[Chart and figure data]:

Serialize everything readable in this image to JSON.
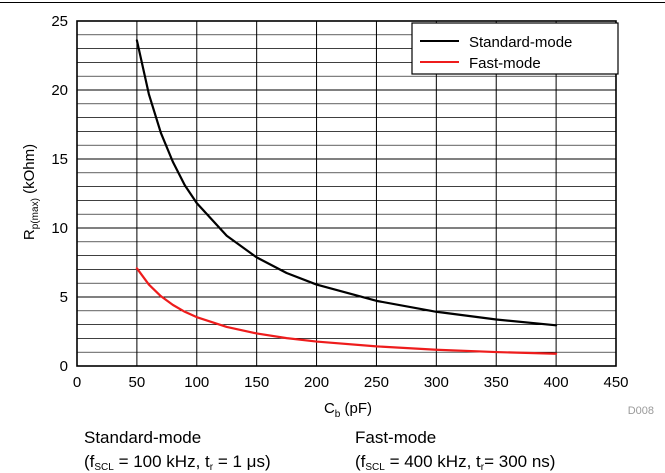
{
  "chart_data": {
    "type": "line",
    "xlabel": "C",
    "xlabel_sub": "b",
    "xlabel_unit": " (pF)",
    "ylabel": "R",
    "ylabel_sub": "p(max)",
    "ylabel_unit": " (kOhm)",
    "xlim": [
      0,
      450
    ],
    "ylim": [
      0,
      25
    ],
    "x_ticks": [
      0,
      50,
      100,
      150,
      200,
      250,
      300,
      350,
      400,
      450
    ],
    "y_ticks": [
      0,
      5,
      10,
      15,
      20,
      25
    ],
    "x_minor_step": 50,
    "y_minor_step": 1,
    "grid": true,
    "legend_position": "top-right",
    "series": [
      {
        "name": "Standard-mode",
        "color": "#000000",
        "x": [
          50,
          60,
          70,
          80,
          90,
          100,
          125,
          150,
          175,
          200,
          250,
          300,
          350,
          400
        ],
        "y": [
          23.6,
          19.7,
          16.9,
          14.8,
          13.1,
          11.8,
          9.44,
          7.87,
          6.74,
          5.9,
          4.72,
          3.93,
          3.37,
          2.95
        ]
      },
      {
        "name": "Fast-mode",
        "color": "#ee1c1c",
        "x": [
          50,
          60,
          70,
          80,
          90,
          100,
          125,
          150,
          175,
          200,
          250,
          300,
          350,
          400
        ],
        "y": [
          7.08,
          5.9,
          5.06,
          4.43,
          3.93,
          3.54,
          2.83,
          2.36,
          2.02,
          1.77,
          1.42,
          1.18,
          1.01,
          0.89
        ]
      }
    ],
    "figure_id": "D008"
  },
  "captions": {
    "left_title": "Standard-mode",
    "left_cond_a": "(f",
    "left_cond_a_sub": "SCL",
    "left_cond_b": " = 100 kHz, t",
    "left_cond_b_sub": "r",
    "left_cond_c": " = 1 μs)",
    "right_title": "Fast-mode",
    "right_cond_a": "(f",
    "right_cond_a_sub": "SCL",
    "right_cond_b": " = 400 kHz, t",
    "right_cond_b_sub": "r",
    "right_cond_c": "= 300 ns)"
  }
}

[Task instructions]: Exclude the pictures, and transcribe all of the material exactly.

[Exercise solution]:
Serialize everything readable in this image to JSON.
{
  "chart_data": {
    "type": "line",
    "xlabel": "C",
    "xlabel_sub": "b",
    "xlabel_unit": " (pF)",
    "ylabel": "R",
    "ylabel_sub": "p(max)",
    "ylabel_unit": " (kOhm)",
    "xlim": [
      0,
      450
    ],
    "ylim": [
      0,
      25
    ],
    "x_ticks": [
      0,
      50,
      100,
      150,
      200,
      250,
      300,
      350,
      400,
      450
    ],
    "y_ticks": [
      0,
      5,
      10,
      15,
      20,
      25
    ],
    "x_minor_step": 50,
    "y_minor_step": 1,
    "grid": true,
    "legend_position": "top-right",
    "series": [
      {
        "name": "Standard-mode",
        "color": "#000000",
        "x": [
          50,
          60,
          70,
          80,
          90,
          100,
          125,
          150,
          175,
          200,
          250,
          300,
          350,
          400
        ],
        "y": [
          23.6,
          19.7,
          16.9,
          14.8,
          13.1,
          11.8,
          9.44,
          7.87,
          6.74,
          5.9,
          4.72,
          3.93,
          3.37,
          2.95
        ]
      },
      {
        "name": "Fast-mode",
        "color": "#ee1c1c",
        "x": [
          50,
          60,
          70,
          80,
          90,
          100,
          125,
          150,
          175,
          200,
          250,
          300,
          350,
          400
        ],
        "y": [
          7.08,
          5.9,
          5.06,
          4.43,
          3.93,
          3.54,
          2.83,
          2.36,
          2.02,
          1.77,
          1.42,
          1.18,
          1.01,
          0.89
        ]
      }
    ],
    "figure_id": "D008"
  },
  "captions": {
    "left_title": "Standard-mode",
    "left_cond_a": "(f",
    "left_cond_a_sub": "SCL",
    "left_cond_b": " = 100 kHz, t",
    "left_cond_b_sub": "r",
    "left_cond_c": " = 1 μs)",
    "right_title": "Fast-mode",
    "right_cond_a": "(f",
    "right_cond_a_sub": "SCL",
    "right_cond_b": " = 400 kHz, t",
    "right_cond_b_sub": "r",
    "right_cond_c": "= 300 ns)"
  }
}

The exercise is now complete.